» **GOAL OF THE EXERCISE**: Take every line from the data that has the word "candidates" in it.

» **SUPPLIED DATA**:

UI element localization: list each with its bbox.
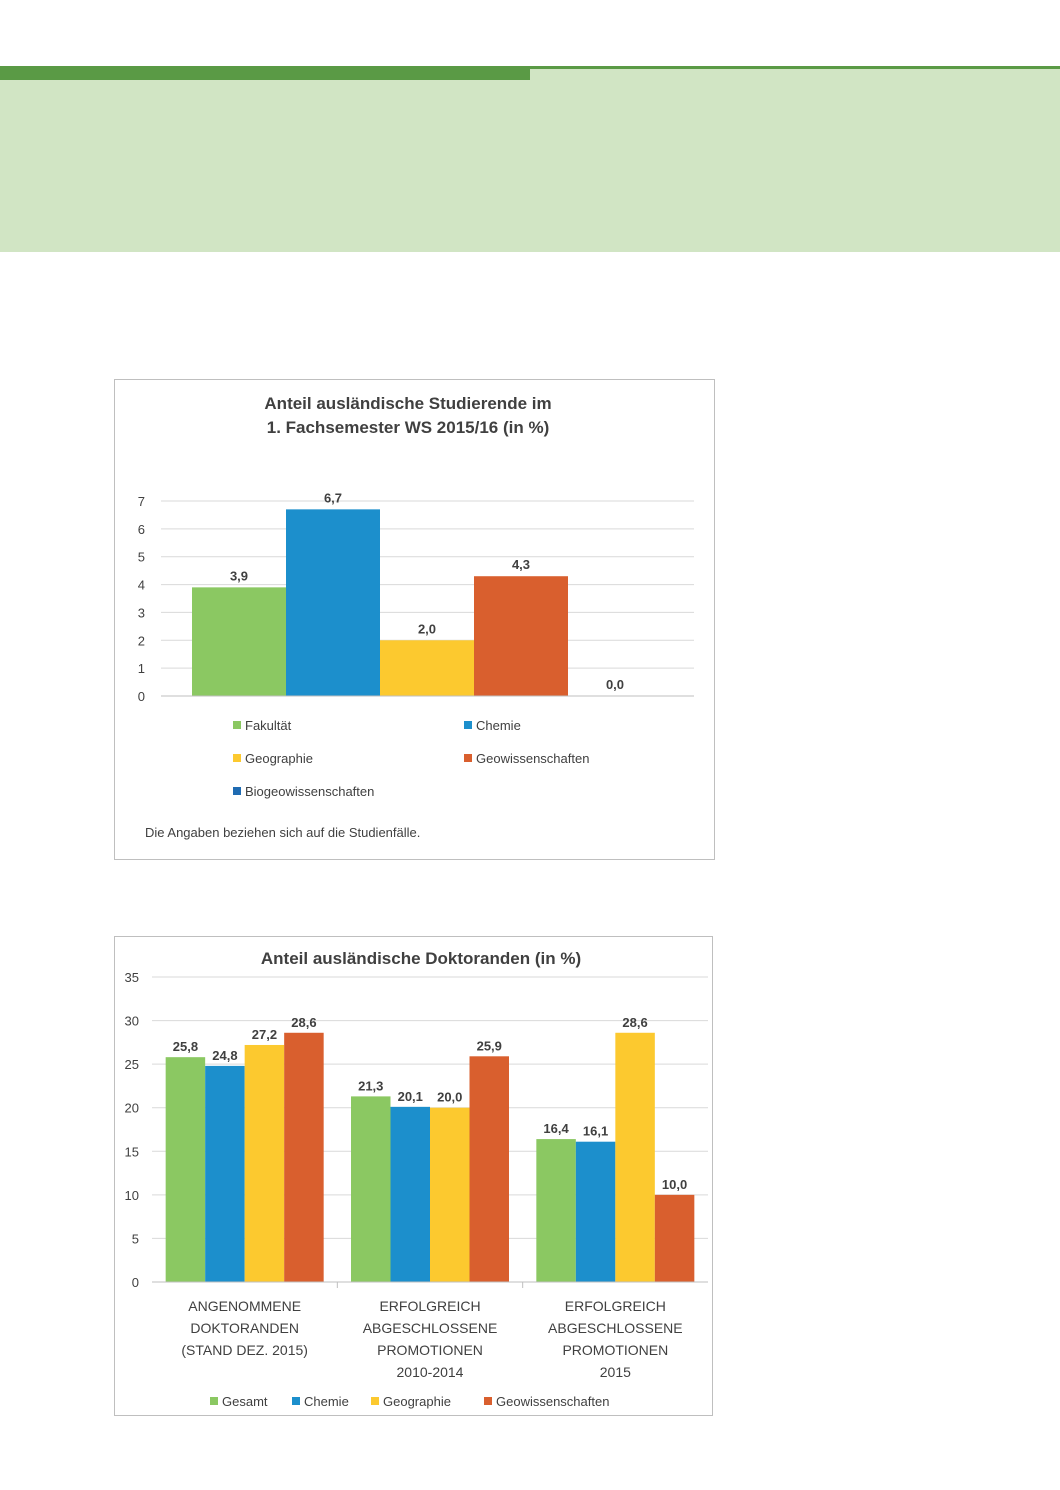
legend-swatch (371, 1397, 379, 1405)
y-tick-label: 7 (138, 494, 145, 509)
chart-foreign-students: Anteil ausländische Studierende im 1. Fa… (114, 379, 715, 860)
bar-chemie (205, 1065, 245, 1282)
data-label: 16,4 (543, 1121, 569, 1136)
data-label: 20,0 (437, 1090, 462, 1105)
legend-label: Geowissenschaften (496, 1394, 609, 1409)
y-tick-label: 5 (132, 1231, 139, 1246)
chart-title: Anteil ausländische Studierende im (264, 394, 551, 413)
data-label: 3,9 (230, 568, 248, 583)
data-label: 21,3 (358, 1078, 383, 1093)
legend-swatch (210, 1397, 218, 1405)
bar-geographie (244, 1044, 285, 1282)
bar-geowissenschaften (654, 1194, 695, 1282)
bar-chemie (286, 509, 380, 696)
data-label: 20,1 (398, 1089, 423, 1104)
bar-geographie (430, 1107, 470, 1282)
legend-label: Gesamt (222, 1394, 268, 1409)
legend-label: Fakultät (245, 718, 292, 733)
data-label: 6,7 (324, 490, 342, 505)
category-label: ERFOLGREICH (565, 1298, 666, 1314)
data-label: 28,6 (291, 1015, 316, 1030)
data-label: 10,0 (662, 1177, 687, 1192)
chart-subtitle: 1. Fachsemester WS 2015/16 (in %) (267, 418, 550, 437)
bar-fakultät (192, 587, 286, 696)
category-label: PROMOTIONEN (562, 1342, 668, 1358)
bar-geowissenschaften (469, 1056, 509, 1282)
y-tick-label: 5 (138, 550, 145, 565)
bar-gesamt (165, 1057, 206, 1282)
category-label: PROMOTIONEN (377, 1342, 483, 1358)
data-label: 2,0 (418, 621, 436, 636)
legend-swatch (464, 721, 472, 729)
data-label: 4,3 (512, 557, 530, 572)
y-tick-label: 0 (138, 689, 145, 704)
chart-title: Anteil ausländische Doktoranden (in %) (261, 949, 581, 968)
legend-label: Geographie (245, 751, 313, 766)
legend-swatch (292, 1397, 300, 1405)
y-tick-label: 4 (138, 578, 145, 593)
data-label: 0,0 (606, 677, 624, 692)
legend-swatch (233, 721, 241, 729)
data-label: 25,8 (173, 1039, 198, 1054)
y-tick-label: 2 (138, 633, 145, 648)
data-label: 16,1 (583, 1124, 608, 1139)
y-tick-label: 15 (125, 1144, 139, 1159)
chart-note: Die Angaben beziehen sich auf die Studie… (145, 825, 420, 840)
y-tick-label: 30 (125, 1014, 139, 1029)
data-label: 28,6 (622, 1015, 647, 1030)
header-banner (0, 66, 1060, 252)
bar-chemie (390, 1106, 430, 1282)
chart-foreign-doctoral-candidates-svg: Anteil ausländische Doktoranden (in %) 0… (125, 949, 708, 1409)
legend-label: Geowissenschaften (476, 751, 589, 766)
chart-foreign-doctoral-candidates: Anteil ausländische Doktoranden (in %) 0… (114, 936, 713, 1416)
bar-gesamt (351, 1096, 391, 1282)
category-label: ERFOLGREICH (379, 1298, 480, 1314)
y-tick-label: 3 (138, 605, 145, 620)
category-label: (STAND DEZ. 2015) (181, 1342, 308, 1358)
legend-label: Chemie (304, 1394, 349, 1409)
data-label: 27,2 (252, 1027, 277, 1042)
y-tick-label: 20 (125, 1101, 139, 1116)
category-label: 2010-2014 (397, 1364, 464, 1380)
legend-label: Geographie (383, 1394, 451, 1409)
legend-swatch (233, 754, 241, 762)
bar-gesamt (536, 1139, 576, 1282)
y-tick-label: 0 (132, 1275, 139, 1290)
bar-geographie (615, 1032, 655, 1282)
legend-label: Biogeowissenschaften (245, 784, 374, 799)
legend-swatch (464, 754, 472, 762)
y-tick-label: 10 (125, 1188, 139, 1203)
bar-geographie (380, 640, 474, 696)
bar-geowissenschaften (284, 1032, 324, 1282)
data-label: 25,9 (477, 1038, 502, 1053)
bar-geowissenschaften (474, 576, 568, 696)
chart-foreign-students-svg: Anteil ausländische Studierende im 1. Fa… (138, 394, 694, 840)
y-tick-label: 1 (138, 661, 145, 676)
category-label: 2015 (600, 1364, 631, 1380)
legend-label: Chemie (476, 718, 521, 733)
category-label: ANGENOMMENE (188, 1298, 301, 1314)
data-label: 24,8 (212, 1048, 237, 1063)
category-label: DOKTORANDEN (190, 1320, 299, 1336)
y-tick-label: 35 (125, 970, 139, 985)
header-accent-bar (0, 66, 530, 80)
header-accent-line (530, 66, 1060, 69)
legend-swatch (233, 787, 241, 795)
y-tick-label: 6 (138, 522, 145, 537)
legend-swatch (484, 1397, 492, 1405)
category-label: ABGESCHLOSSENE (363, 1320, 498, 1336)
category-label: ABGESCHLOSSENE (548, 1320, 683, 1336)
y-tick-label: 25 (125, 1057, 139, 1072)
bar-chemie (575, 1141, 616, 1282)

--

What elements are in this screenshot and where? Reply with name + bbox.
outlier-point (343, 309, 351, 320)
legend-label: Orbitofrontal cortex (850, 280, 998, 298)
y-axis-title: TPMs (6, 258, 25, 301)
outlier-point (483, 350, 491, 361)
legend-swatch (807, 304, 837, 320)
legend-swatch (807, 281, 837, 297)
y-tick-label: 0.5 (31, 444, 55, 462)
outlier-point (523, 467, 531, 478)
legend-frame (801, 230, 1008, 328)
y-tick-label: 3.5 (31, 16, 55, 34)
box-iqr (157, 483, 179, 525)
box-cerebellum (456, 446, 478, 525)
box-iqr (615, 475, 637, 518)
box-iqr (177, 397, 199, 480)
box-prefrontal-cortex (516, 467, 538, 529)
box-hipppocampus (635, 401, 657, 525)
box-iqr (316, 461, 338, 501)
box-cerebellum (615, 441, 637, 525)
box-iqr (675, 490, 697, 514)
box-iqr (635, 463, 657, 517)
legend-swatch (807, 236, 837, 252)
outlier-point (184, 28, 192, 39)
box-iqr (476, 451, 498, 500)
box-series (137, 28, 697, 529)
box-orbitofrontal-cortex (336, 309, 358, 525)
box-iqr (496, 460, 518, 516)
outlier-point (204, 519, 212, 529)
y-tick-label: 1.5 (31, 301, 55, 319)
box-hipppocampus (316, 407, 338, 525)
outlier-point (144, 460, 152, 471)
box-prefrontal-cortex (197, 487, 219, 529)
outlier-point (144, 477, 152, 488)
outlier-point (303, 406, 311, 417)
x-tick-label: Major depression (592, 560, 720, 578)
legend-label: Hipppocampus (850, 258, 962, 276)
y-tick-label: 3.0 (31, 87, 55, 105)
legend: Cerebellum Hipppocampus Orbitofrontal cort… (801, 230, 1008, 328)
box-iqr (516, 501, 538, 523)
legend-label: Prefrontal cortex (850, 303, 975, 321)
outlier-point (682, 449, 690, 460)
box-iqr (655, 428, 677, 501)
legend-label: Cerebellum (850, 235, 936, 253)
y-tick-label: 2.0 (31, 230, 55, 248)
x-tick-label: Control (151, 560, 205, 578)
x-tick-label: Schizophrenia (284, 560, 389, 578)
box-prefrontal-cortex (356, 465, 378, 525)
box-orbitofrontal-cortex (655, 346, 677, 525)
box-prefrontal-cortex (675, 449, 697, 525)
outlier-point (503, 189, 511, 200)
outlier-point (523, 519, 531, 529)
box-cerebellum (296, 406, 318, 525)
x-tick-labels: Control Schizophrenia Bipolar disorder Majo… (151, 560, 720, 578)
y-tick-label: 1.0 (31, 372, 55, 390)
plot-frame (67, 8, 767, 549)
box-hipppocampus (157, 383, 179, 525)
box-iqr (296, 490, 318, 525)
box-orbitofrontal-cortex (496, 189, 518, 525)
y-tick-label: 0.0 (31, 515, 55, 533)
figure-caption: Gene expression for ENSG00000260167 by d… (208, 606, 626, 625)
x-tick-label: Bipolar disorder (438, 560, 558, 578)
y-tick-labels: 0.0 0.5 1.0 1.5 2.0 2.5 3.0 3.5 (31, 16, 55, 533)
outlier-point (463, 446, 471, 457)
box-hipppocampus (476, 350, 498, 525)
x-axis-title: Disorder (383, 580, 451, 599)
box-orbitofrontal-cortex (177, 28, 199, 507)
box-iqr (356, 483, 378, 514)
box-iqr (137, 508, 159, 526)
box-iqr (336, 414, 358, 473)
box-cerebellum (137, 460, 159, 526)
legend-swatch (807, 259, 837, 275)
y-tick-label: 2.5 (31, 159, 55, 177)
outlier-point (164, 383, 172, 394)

» **COMPLETED EXERCISE**:
chart-foreign-doctoral-candidates-svg: Anteil ausländische Doktoranden (in %) 0… (125, 949, 708, 1409)
chart-foreign-doctoral-candidates: Anteil ausländische Doktoranden (in %) 0… (114, 936, 713, 1416)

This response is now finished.